## REQUIRED TASK
Quote every line below exactly and skip any picture.

--- begin PROVIDED ENTRIES ---

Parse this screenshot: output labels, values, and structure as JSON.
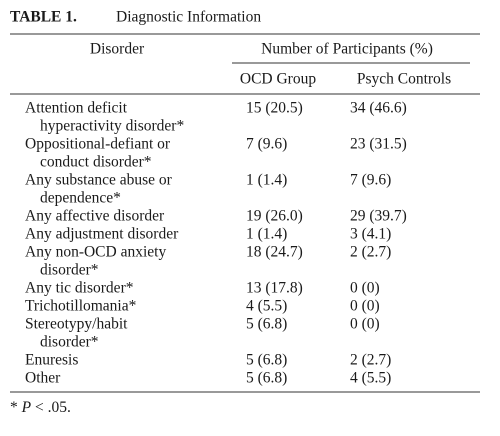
{
  "table": {
    "label": "TABLE 1.",
    "title": "Diagnostic Information",
    "header": {
      "disorder": "Disorder",
      "group": "Number of Participants (%)",
      "columns": [
        "OCD Group",
        "Psych Controls"
      ]
    },
    "rows": [
      {
        "disorder": [
          "Attention deficit",
          "hyperactivity disorder*"
        ],
        "cells": [
          "15 (20.5)",
          "34 (46.6)"
        ]
      },
      {
        "disorder": [
          "Oppositional-defiant or",
          "conduct disorder*"
        ],
        "cells": [
          "7 (9.6)",
          "23 (31.5)"
        ]
      },
      {
        "disorder": [
          "Any substance abuse or",
          "dependence*"
        ],
        "cells": [
          "1 (1.4)",
          "7 (9.6)"
        ]
      },
      {
        "disorder": [
          "Any affective disorder"
        ],
        "cells": [
          "19 (26.0)",
          "29 (39.7)"
        ]
      },
      {
        "disorder": [
          "Any adjustment disorder"
        ],
        "cells": [
          "1 (1.4)",
          "3 (4.1)"
        ]
      },
      {
        "disorder": [
          "Any non-OCD anxiety",
          "disorder*"
        ],
        "cells": [
          "18 (24.7)",
          "2 (2.7)"
        ]
      },
      {
        "disorder": [
          "Any tic disorder*"
        ],
        "cells": [
          "13 (17.8)",
          "0 (0)"
        ]
      },
      {
        "disorder": [
          "Trichotillomania*"
        ],
        "cells": [
          "4 (5.5)",
          "0 (0)"
        ]
      },
      {
        "disorder": [
          "Stereotypy/habit",
          "disorder*"
        ],
        "cells": [
          "5 (6.8)",
          "0 (0)"
        ]
      },
      {
        "disorder": [
          "Enuresis"
        ],
        "cells": [
          "5 (6.8)",
          "2 (2.7)"
        ]
      },
      {
        "disorder": [
          "Other"
        ],
        "cells": [
          "5 (6.8)",
          "4 (5.5)"
        ]
      }
    ],
    "footnote": [
      "*",
      "P",
      "< .05."
    ]
  }
}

--- end PROVIDED ENTRIES ---

## COMPLETED TASK
Parse this screenshot: output labels, values, and structure as JSON.
{
  "table": {
    "label": "TABLE 1.",
    "title": "Diagnostic Information",
    "header": {
      "disorder": "Disorder",
      "group": "Number of Participants (%)",
      "columns": [
        "OCD Group",
        "Psych Controls"
      ]
    },
    "rows": [
      {
        "disorder": [
          "Attention deficit",
          "hyperactivity disorder*"
        ],
        "cells": [
          "15 (20.5)",
          "34 (46.6)"
        ]
      },
      {
        "disorder": [
          "Oppositional-defiant or",
          "conduct disorder*"
        ],
        "cells": [
          "7 (9.6)",
          "23 (31.5)"
        ]
      },
      {
        "disorder": [
          "Any substance abuse or",
          "dependence*"
        ],
        "cells": [
          "1 (1.4)",
          "7 (9.6)"
        ]
      },
      {
        "disorder": [
          "Any affective disorder"
        ],
        "cells": [
          "19 (26.0)",
          "29 (39.7)"
        ]
      },
      {
        "disorder": [
          "Any adjustment disorder"
        ],
        "cells": [
          "1 (1.4)",
          "3 (4.1)"
        ]
      },
      {
        "disorder": [
          "Any non-OCD anxiety",
          "disorder*"
        ],
        "cells": [
          "18 (24.7)",
          "2 (2.7)"
        ]
      },
      {
        "disorder": [
          "Any tic disorder*"
        ],
        "cells": [
          "13 (17.8)",
          "0 (0)"
        ]
      },
      {
        "disorder": [
          "Trichotillomania*"
        ],
        "cells": [
          "4 (5.5)",
          "0 (0)"
        ]
      },
      {
        "disorder": [
          "Stereotypy/habit",
          "disorder*"
        ],
        "cells": [
          "5 (6.8)",
          "0 (0)"
        ]
      },
      {
        "disorder": [
          "Enuresis"
        ],
        "cells": [
          "5 (6.8)",
          "2 (2.7)"
        ]
      },
      {
        "disorder": [
          "Other"
        ],
        "cells": [
          "5 (6.8)",
          "4 (5.5)"
        ]
      }
    ],
    "footnote": [
      "*",
      "P",
      "< .05."
    ]
  }
}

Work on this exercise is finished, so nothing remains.